▸ **Description of the task**: Quote the listing below in its entirety, omitting every image.
* * * *
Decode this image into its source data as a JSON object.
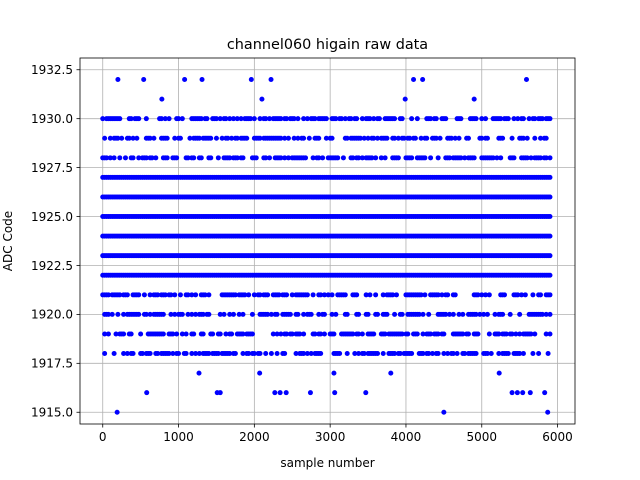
{
  "chart_data": {
    "type": "scatter",
    "title": "channel060 higain raw data",
    "xlabel": "sample number",
    "ylabel": "ADC Code",
    "xlim": [
      -300,
      6230
    ],
    "ylim": [
      1914.4,
      1933.1
    ],
    "xticks": [
      "0",
      "1000",
      "2000",
      "3000",
      "4000",
      "5000",
      "6000"
    ],
    "xtick_values": [
      0,
      1000,
      2000,
      3000,
      4000,
      5000,
      6000
    ],
    "yticks": [
      "1915.0",
      "1917.5",
      "1920.0",
      "1922.5",
      "1925.0",
      "1927.5",
      "1930.0",
      "1932.5"
    ],
    "ytick_values": [
      1915.0,
      1917.5,
      1920.0,
      1922.5,
      1925.0,
      1927.5,
      1930.0,
      1932.5
    ],
    "grid": true,
    "marker_color": "#0000ff",
    "series": [
      {
        "dense_levels": [
          1922,
          1923,
          1924,
          1925,
          1926,
          1927
        ],
        "sparse_levels": [
          1918,
          1919,
          1920,
          1921,
          1928,
          1929,
          1930
        ],
        "sample_range": [
          0,
          5920
        ],
        "points": [
          [
            200,
            1932
          ],
          [
            540,
            1932
          ],
          [
            1080,
            1932
          ],
          [
            1310,
            1932
          ],
          [
            1960,
            1932
          ],
          [
            2220,
            1932
          ],
          [
            4100,
            1932
          ],
          [
            4220,
            1932
          ],
          [
            5590,
            1932
          ],
          [
            780,
            1931
          ],
          [
            2100,
            1931
          ],
          [
            3990,
            1931
          ],
          [
            4900,
            1931
          ],
          [
            190,
            1915
          ],
          [
            4500,
            1915
          ],
          [
            5870,
            1915
          ],
          [
            580,
            1916
          ],
          [
            1510,
            1916
          ],
          [
            1550,
            1916
          ],
          [
            2270,
            1916
          ],
          [
            2340,
            1916
          ],
          [
            2420,
            1916
          ],
          [
            2740,
            1916
          ],
          [
            3060,
            1916
          ],
          [
            3470,
            1916
          ],
          [
            5400,
            1916
          ],
          [
            5470,
            1916
          ],
          [
            5540,
            1916
          ],
          [
            5640,
            1916
          ],
          [
            5830,
            1916
          ],
          [
            1270,
            1917
          ],
          [
            2070,
            1917
          ],
          [
            3050,
            1917
          ],
          [
            3800,
            1917
          ],
          [
            5230,
            1917
          ]
        ]
      }
    ]
  }
}
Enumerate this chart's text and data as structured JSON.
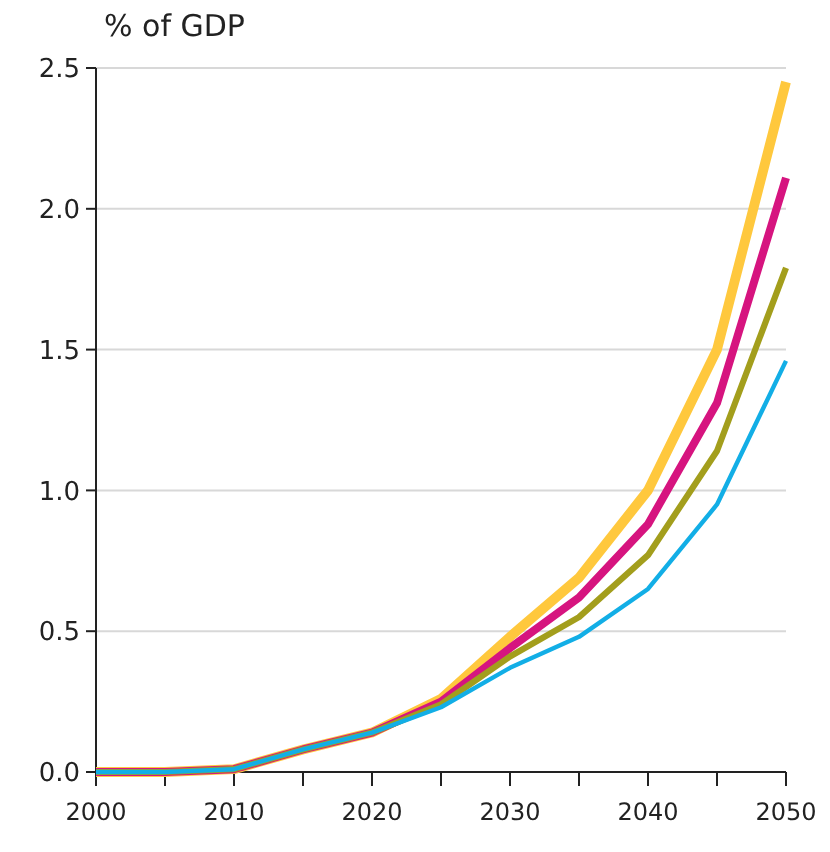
{
  "chart_data": {
    "type": "line",
    "ylabel": "% of GDP",
    "x": [
      2000,
      2005,
      2010,
      2015,
      2020,
      2025,
      2030,
      2035,
      2040,
      2045,
      2050
    ],
    "series": [
      {
        "color": "#ffc83d",
        "values": [
          0,
          0,
          0.01,
          0.08,
          0.14,
          0.26,
          0.48,
          0.69,
          1.0,
          1.5,
          2.45
        ]
      },
      {
        "color": "#d6147f",
        "values": [
          0,
          0,
          0.01,
          0.08,
          0.14,
          0.25,
          0.44,
          0.62,
          0.88,
          1.31,
          2.11
        ]
      },
      {
        "color": "#a39e1c",
        "values": [
          0,
          0,
          0.01,
          0.08,
          0.14,
          0.24,
          0.41,
          0.55,
          0.77,
          1.14,
          1.79
        ]
      },
      {
        "color": "#12aee6",
        "values": [
          0,
          0,
          0.01,
          0.08,
          0.14,
          0.23,
          0.37,
          0.48,
          0.65,
          0.95,
          1.46
        ]
      }
    ],
    "xlim": [
      2000,
      2050
    ],
    "xticks": [
      2000,
      {
        "value": 2005,
        "label": null
      },
      2010,
      {
        "value": 2015,
        "label": null
      },
      2020,
      {
        "value": 2025,
        "label": null
      },
      2030,
      {
        "value": 2035,
        "label": null
      },
      2040,
      {
        "value": 2045,
        "label": null
      },
      2050
    ],
    "ylim": [
      0,
      2.5
    ],
    "yticks": [
      {
        "value": 0,
        "label": "0.0"
      },
      {
        "value": 0.5,
        "label": "0.5"
      },
      {
        "value": 1,
        "label": "1.0"
      },
      {
        "value": 1.5,
        "label": "1.5"
      },
      {
        "value": 2,
        "label": "2.0"
      },
      {
        "value": 2.5,
        "label": "2.5"
      }
    ],
    "grid": "y",
    "line_style": "solid"
  }
}
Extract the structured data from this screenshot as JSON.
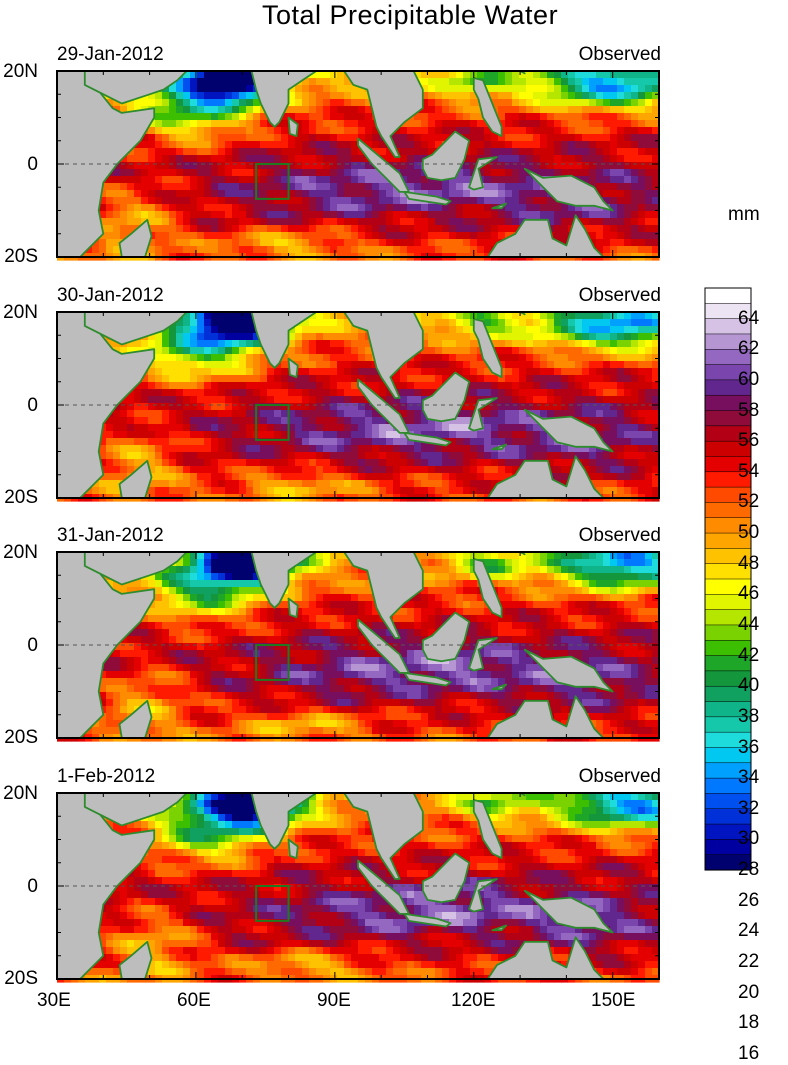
{
  "title": "Total Precipitable Water",
  "units": "mm",
  "panels": [
    {
      "date": "29-Jan-2012",
      "label": "Observed"
    },
    {
      "date": "30-Jan-2012",
      "label": "Observed"
    },
    {
      "date": "31-Jan-2012",
      "label": "Observed"
    },
    {
      "date": "1-Feb-2012",
      "label": "Observed"
    }
  ],
  "lat_labels": [
    "20N",
    "0",
    "20S"
  ],
  "lon_labels": [
    "30E",
    "60E",
    "90E",
    "120E",
    "150E"
  ],
  "colorbar_labels": [
    "64",
    "62",
    "60",
    "58",
    "56",
    "54",
    "52",
    "50",
    "48",
    "46",
    "44",
    "42",
    "40",
    "38",
    "36",
    "34",
    "32",
    "30",
    "28",
    "26",
    "24",
    "22",
    "20",
    "18",
    "16"
  ],
  "colorbar_colors": [
    "#ffffff",
    "#ece4f2",
    "#d5c2e5",
    "#b596d2",
    "#9468c0",
    "#7a45ad",
    "#62278f",
    "#780f5e",
    "#8e0b3a",
    "#b30015",
    "#cc0000",
    "#e50000",
    "#ff1a00",
    "#ff4a00",
    "#ff6a00",
    "#ff8c00",
    "#ffa500",
    "#ffc200",
    "#ffe000",
    "#ffff00",
    "#e1f500",
    "#b4e600",
    "#7ad200",
    "#3cbf00",
    "#1ea628",
    "#14963c",
    "#10a060",
    "#0fb488",
    "#15c8aa",
    "#1edcdc",
    "#00c8f0",
    "#00a0ff",
    "#0078ff",
    "#0050f0",
    "#0030d8",
    "#0014c0",
    "#0000a0",
    "#00006e"
  ],
  "colors": {
    "land": "#bdbdbd",
    "coast": "#2e8b2e",
    "box": "#1f7a1f"
  }
}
* * * *
▸ **Correct result**:
Decode this image into its source data as a JSON object.
{
  "chart_data": {
    "type": "scatter",
    "title": "channel060 higain raw data",
    "xlabel": "sample number",
    "ylabel": "ADC Code",
    "xlim": [
      -300,
      6230
    ],
    "ylim": [
      1914.4,
      1933.1
    ],
    "xticks": [
      "0",
      "1000",
      "2000",
      "3000",
      "4000",
      "5000",
      "6000"
    ],
    "xtick_values": [
      0,
      1000,
      2000,
      3000,
      4000,
      5000,
      6000
    ],
    "yticks": [
      "1915.0",
      "1917.5",
      "1920.0",
      "1922.5",
      "1925.0",
      "1927.5",
      "1930.0",
      "1932.5"
    ],
    "ytick_values": [
      1915.0,
      1917.5,
      1920.0,
      1922.5,
      1925.0,
      1927.5,
      1930.0,
      1932.5
    ],
    "grid": true,
    "marker_color": "#0000ff",
    "series": [
      {
        "dense_levels": [
          1922,
          1923,
          1924,
          1925,
          1926,
          1927
        ],
        "sparse_levels": [
          1918,
          1919,
          1920,
          1921,
          1928,
          1929,
          1930
        ],
        "sample_range": [
          0,
          5920
        ],
        "points": [
          [
            200,
            1932
          ],
          [
            540,
            1932
          ],
          [
            1080,
            1932
          ],
          [
            1310,
            1932
          ],
          [
            1960,
            1932
          ],
          [
            2220,
            1932
          ],
          [
            4100,
            1932
          ],
          [
            4220,
            1932
          ],
          [
            5590,
            1932
          ],
          [
            780,
            1931
          ],
          [
            2100,
            1931
          ],
          [
            3990,
            1931
          ],
          [
            4900,
            1931
          ],
          [
            190,
            1915
          ],
          [
            4500,
            1915
          ],
          [
            5870,
            1915
          ],
          [
            580,
            1916
          ],
          [
            1510,
            1916
          ],
          [
            1550,
            1916
          ],
          [
            2270,
            1916
          ],
          [
            2340,
            1916
          ],
          [
            2420,
            1916
          ],
          [
            2740,
            1916
          ],
          [
            3060,
            1916
          ],
          [
            3470,
            1916
          ],
          [
            5400,
            1916
          ],
          [
            5470,
            1916
          ],
          [
            5540,
            1916
          ],
          [
            5640,
            1916
          ],
          [
            5830,
            1916
          ],
          [
            1270,
            1917
          ],
          [
            2070,
            1917
          ],
          [
            3050,
            1917
          ],
          [
            3800,
            1917
          ],
          [
            5230,
            1917
          ]
        ]
      }
    ]
  }
}
Enumerate this chart's text and data as structured JSON.
{
  "chart_data": {
    "type": "line",
    "ylabel": "% of GDP",
    "x": [
      2000,
      2005,
      2010,
      2015,
      2020,
      2025,
      2030,
      2035,
      2040,
      2045,
      2050
    ],
    "series": [
      {
        "color": "#ffc83d",
        "values": [
          0,
          0,
          0.01,
          0.08,
          0.14,
          0.26,
          0.48,
          0.69,
          1.0,
          1.5,
          2.45
        ]
      },
      {
        "color": "#d6147f",
        "values": [
          0,
          0,
          0.01,
          0.08,
          0.14,
          0.25,
          0.44,
          0.62,
          0.88,
          1.31,
          2.11
        ]
      },
      {
        "color": "#a39e1c",
        "values": [
          0,
          0,
          0.01,
          0.08,
          0.14,
          0.24,
          0.41,
          0.55,
          0.77,
          1.14,
          1.79
        ]
      },
      {
        "color": "#12aee6",
        "values": [
          0,
          0,
          0.01,
          0.08,
          0.14,
          0.23,
          0.37,
          0.48,
          0.65,
          0.95,
          1.46
        ]
      }
    ],
    "xlim": [
      2000,
      2050
    ],
    "xticks": [
      2000,
      {
        "value": 2005,
        "label": null
      },
      2010,
      {
        "value": 2015,
        "label": null
      },
      2020,
      {
        "value": 2025,
        "label": null
      },
      2030,
      {
        "value": 2035,
        "label": null
      },
      2040,
      {
        "value": 2045,
        "label": null
      },
      2050
    ],
    "ylim": [
      0,
      2.5
    ],
    "yticks": [
      {
        "value": 0,
        "label": "0.0"
      },
      {
        "value": 0.5,
        "label": "0.5"
      },
      {
        "value": 1,
        "label": "1.0"
      },
      {
        "value": 1.5,
        "label": "1.5"
      },
      {
        "value": 2,
        "label": "2.0"
      },
      {
        "value": 2.5,
        "label": "2.5"
      }
    ],
    "grid": "y",
    "line_style": "solid"
  }
}
Extract the structured data from this screenshot as JSON.
{
  "title": "Total Precipitable Water",
  "units": "mm",
  "panels": [
    {
      "date": "29-Jan-2012",
      "label": "Observed"
    },
    {
      "date": "30-Jan-2012",
      "label": "Observed"
    },
    {
      "date": "31-Jan-2012",
      "label": "Observed"
    },
    {
      "date": "1-Feb-2012",
      "label": "Observed"
    }
  ],
  "lat_labels": [
    "20N",
    "0",
    "20S"
  ],
  "lon_labels": [
    "30E",
    "60E",
    "90E",
    "120E",
    "150E"
  ],
  "colorbar_labels": [
    "64",
    "62",
    "60",
    "58",
    "56",
    "54",
    "52",
    "50",
    "48",
    "46",
    "44",
    "42",
    "40",
    "38",
    "36",
    "34",
    "32",
    "30",
    "28",
    "26",
    "24",
    "22",
    "20",
    "18",
    "16"
  ],
  "colorbar_colors": [
    "#ffffff",
    "#ece4f2",
    "#d5c2e5",
    "#b596d2",
    "#9468c0",
    "#7a45ad",
    "#62278f",
    "#780f5e",
    "#8e0b3a",
    "#b30015",
    "#cc0000",
    "#e50000",
    "#ff1a00",
    "#ff4a00",
    "#ff6a00",
    "#ff8c00",
    "#ffa500",
    "#ffc200",
    "#ffe000",
    "#ffff00",
    "#e1f500",
    "#b4e600",
    "#7ad200",
    "#3cbf00",
    "#1ea628",
    "#14963c",
    "#10a060",
    "#0fb488",
    "#15c8aa",
    "#1edcdc",
    "#00c8f0",
    "#00a0ff",
    "#0078ff",
    "#0050f0",
    "#0030d8",
    "#0014c0",
    "#0000a0",
    "#00006e"
  ],
  "colors": {
    "land": "#bdbdbd",
    "coast": "#2e8b2e",
    "box": "#1f7a1f"
  }
}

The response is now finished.